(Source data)
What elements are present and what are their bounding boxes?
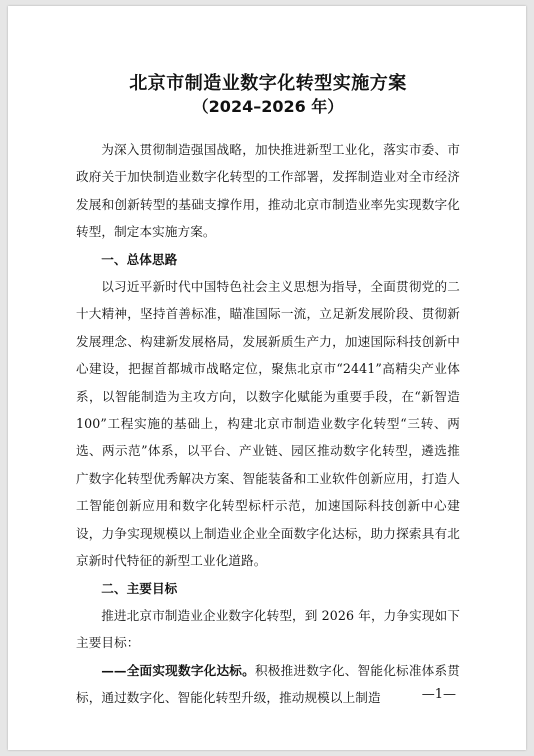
goal-1-lead: ——全面实现数字化达标。	[101, 662, 255, 678]
intro-paragraph: 为深入贯彻制造强国战略，加快推进新型工业化，落实市委、市政府关于加快制造业数字化转型的工作部署，发挥制造业对全市经济发展和创新转型的基础支撑作用，推动北京市制造业率先实现数字化转型，制定本实施方案。	[76, 142, 460, 240]
document-page	[8, 6, 526, 750]
goal-1-text: 积极推进数字化、智能化标准体系贯标，通过数字化、智能化转型升级，推动规模以上制造	[76, 662, 461, 706]
section-heading-overall-approach: 一、总体思路	[101, 251, 178, 267]
page-number: —1—	[421, 687, 456, 702]
section-heading-main-goals: 二、主要目标	[101, 580, 178, 596]
main-goals-paragraph: 推进北京市制造业企业数字化转型，到 2026 年，力争实现如下主要目标：	[76, 607, 460, 651]
document-subtitle: （2024–2026 年）	[192, 97, 344, 116]
goal-1-paragraph	[76, 657, 460, 712]
document-title: 北京市制造业数字化转型实施方案	[129, 73, 407, 94]
overall-approach-paragraph: 以习近平新时代中国特色社会主义思想为指导，全面贯彻党的二十大精神，坚持首善标准，瞄准国际一流，立足新发展阶段、贯彻新发展理念、构建新发展格局，发展新质生产力，加速国际科技创新中心建设，把握首都城市战略定位，聚焦北京市“2441”高精尖产业体系，以智能制造为主攻方向，以数字化赋能为重要手段，在“新智造 100”工程实施的基础上，构建北京市制造业数字化转型“三转、两选、两示范”体系，以平台、产业链、园区推动数字化转型，遴选推广数字化转型优秀解决方案、智能装备和工业软件创新应用，打造人工智能创新应用和数字化转型标杆示范，加速国际科技创新中心建设，力争实现规模以上制造业企业全面数字化达标，助力探索具有北京新时代特征的新型工业化道路。	[76, 279, 460, 569]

[Written problem]: Please render every line of the listing above as a JSON list of strings, one string per line, leaving out blank lines and any pictures.

[Final answer]:
[
  "What elements are present and what are their bounding boxes?",
  "goal-1-lead: ——全面实现数字化达标。\t[101, 662, 255, 678]",
  "intro-paragraph: 为深入贯彻制造强国战略，加快推进新型工业化，落实市委、市政府关于加快制造业数字化转型的工作部署，发挥制造业对全市经济发展和创新转型的基础支撑作用，推动北京市制造业率先实现数字化转型，制定本实施方案。\t[76, 142, 460, 240]",
  "document-page\t[8, 6, 526, 750]",
  "goal-1-text: 积极推进数字化、智能化标准体系贯标，通过数字化、智能化转型升级，推动规模以上制造\t[76, 662, 461, 706]",
  "section-heading-overall-approach: 一、总体思路\t[101, 251, 178, 267]",
  "page-number: —1—\t[421, 687, 456, 702]",
  "section-heading-main-goals: 二、主要目标\t[101, 580, 178, 596]",
  "main-goals-paragraph: 推进北京市制造业企业数字化转型，到 2026 年，力争实现如下主要目标：\t[76, 607, 460, 651]",
  "document-subtitle: （2024–2026 年）\t[192, 97, 344, 116]",
  "goal-1-paragraph\t[76, 657, 460, 712]",
  "document-title: 北京市制造业数字化转型实施方案\t[129, 73, 407, 94]",
  "overall-approach-paragraph: 以习近平新时代中国特色社会主义思想为指导，全面贯彻党的二十大精神，坚持首善标准，瞄准国际一流，立足新发展阶段、贯彻新发展理念、构建新发展格局，发展新质生产力，加速国际科技创新中心建设，把握首都城市战略定位，聚焦北京市“2441”高精尖产业体系，以智能制造为主攻方向，以数字化赋能为重要手段，在“新智造 100”工程实施的基础上，构建北京市制造业数字化转型“三转、两选、两示范”体系，以平台、产业链、园区推动数字化转型，遴选推广数字化转型优秀解决方案、智能装备和工业软件创新应用，打造人工智能创新应用和数字化转型标杆示范，加速国际科技创新中心建设，力争实现规模以上制造业企业全面数字化达标，助力探索具有北京新时代特征的新型工业化道路。\t[76, 279, 460, 569]"
]